Filter the data below for the string "values" and copy each matching line.

(Data extracted from a collection)
★ ★ ★
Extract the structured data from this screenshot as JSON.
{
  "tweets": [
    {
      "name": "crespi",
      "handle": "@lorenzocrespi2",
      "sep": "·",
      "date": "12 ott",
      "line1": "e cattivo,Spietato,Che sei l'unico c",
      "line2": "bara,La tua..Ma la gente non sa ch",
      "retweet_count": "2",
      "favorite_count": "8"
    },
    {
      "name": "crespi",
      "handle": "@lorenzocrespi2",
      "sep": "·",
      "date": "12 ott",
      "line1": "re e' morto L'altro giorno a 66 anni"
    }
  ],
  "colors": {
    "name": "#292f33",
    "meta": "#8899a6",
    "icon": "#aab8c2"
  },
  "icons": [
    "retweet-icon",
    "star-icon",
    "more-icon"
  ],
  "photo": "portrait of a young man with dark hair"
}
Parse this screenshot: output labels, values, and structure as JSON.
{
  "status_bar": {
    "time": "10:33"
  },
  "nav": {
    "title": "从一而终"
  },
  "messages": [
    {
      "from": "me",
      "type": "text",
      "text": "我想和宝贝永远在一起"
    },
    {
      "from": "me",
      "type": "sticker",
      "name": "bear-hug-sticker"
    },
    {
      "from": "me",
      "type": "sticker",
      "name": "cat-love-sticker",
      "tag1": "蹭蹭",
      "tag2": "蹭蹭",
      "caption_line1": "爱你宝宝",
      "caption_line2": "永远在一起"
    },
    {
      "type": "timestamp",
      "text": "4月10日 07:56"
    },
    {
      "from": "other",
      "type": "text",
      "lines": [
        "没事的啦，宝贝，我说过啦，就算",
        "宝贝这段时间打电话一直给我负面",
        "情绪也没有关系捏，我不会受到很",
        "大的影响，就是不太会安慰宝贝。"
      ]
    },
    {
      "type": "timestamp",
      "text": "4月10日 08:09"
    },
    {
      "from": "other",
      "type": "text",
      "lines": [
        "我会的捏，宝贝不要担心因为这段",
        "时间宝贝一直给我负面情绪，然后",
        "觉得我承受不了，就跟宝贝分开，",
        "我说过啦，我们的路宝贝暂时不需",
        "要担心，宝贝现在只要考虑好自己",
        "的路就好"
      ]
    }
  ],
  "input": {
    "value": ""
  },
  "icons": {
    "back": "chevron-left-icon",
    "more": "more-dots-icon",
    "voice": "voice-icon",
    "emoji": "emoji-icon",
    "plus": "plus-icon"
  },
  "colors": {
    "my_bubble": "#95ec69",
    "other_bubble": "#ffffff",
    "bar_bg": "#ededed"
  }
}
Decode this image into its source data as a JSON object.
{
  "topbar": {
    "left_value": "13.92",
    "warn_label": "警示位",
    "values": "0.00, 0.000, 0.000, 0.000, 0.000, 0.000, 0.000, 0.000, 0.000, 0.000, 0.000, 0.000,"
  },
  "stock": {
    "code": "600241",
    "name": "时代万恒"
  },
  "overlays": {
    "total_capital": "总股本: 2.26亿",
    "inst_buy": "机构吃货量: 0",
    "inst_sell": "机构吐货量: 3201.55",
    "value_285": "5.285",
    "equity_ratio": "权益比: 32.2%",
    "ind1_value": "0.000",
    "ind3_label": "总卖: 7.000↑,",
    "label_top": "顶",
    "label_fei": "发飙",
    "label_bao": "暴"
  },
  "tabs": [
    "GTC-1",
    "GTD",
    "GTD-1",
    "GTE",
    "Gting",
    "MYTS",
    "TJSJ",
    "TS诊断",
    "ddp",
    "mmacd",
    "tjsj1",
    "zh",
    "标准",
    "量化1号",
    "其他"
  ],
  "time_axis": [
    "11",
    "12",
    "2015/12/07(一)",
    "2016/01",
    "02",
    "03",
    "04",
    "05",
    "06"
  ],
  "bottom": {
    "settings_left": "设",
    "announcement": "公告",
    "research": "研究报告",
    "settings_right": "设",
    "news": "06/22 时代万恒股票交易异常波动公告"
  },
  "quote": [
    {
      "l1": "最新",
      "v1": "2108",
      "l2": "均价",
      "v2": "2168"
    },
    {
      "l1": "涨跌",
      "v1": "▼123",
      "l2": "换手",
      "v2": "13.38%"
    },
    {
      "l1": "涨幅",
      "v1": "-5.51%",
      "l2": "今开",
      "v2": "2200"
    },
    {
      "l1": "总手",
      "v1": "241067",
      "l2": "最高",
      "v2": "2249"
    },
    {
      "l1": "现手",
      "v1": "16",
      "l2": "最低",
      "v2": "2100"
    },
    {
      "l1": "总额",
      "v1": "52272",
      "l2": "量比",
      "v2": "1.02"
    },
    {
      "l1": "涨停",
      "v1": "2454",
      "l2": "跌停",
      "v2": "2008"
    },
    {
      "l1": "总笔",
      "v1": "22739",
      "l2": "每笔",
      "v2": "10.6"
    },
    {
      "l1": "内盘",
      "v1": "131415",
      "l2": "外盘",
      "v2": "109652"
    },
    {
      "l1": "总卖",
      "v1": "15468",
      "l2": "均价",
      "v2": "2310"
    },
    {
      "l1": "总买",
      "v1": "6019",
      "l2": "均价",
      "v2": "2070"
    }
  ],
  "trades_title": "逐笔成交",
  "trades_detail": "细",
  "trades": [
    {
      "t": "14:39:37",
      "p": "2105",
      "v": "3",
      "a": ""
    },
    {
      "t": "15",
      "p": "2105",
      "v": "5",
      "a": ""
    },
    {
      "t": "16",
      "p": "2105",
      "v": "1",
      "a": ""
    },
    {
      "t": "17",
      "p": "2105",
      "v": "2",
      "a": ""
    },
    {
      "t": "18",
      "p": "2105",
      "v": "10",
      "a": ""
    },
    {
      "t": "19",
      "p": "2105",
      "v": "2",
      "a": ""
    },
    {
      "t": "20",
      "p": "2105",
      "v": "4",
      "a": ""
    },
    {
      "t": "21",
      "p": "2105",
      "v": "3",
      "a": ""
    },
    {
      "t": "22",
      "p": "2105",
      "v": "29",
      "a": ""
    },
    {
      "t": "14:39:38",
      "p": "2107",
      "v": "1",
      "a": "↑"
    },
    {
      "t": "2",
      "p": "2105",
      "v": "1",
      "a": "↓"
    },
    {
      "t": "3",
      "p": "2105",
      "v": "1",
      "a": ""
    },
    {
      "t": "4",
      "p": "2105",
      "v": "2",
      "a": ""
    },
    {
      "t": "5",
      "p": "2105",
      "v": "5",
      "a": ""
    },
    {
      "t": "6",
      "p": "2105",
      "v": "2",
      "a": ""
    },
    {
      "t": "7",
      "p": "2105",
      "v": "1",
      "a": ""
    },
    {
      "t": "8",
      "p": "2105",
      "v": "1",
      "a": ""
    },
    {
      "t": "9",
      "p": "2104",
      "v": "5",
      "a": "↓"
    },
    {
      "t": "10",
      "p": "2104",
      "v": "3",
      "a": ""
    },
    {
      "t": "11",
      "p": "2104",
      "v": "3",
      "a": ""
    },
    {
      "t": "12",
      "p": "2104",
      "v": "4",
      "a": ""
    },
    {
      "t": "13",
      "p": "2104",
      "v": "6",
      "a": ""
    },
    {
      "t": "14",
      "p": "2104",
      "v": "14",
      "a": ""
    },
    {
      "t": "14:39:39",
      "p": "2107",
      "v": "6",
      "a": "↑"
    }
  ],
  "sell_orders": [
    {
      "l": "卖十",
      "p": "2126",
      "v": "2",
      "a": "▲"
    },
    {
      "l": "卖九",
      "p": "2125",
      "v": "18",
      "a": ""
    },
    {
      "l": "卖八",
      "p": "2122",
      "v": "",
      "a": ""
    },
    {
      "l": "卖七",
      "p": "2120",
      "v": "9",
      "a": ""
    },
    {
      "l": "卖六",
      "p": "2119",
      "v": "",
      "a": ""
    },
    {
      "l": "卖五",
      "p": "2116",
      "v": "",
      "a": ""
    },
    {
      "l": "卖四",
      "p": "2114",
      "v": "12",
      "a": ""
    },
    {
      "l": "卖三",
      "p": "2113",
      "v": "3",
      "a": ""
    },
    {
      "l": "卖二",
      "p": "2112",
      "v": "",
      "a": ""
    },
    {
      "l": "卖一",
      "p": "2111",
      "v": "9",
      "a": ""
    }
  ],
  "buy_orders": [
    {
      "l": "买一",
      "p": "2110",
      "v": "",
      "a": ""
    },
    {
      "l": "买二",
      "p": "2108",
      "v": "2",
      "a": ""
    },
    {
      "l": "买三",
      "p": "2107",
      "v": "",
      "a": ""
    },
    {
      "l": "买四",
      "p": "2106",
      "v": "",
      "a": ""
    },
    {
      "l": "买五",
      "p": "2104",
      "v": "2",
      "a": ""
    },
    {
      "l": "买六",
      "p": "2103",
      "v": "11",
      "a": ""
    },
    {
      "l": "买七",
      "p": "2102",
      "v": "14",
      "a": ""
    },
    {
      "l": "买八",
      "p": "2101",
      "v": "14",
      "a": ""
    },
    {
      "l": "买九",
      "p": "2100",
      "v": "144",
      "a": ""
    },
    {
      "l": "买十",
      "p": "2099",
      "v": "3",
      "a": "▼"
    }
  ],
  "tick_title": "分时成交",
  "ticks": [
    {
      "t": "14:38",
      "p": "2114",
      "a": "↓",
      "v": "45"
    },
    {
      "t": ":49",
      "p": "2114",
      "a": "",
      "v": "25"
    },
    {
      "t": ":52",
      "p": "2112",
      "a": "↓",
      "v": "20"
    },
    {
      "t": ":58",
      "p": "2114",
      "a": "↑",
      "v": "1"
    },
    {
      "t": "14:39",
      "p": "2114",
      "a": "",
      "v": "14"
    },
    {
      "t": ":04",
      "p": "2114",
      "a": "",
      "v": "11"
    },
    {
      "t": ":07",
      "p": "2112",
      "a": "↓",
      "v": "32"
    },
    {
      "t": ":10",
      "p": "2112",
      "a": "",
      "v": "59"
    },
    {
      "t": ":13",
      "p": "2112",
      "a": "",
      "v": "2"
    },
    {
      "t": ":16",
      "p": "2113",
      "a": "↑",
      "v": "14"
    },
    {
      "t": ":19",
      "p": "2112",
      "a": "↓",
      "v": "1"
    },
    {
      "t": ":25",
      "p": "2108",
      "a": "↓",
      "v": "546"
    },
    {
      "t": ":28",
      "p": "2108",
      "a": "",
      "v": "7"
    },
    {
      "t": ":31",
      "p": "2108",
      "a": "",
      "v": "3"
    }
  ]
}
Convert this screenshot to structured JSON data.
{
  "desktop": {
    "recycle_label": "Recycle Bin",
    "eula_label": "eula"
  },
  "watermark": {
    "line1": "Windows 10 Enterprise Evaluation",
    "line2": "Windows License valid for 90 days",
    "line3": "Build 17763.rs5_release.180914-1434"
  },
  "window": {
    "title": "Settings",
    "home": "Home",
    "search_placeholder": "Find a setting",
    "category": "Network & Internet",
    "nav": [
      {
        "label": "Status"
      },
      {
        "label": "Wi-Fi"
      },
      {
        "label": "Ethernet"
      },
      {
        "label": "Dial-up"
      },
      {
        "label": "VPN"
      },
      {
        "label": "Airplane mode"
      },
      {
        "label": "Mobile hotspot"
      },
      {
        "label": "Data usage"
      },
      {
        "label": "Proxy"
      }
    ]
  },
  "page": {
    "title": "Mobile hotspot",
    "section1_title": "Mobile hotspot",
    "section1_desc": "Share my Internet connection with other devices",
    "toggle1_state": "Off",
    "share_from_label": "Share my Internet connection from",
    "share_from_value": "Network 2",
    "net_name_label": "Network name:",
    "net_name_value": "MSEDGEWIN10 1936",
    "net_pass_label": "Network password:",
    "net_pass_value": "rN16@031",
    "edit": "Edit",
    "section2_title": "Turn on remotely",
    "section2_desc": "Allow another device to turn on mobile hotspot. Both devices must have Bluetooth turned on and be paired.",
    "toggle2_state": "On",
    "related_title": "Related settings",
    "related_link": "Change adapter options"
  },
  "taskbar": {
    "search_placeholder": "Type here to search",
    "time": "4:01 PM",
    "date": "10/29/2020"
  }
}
★ ★ ★
= Output for this exercise =
Parse this screenshot: output labels, values, and structure as JSON.
    "values": "0.00, 0.000, 0.000, 0.000, 0.000, 0.000, 0.000, 0.000, 0.000, 0.000, 0.000, 0.000,"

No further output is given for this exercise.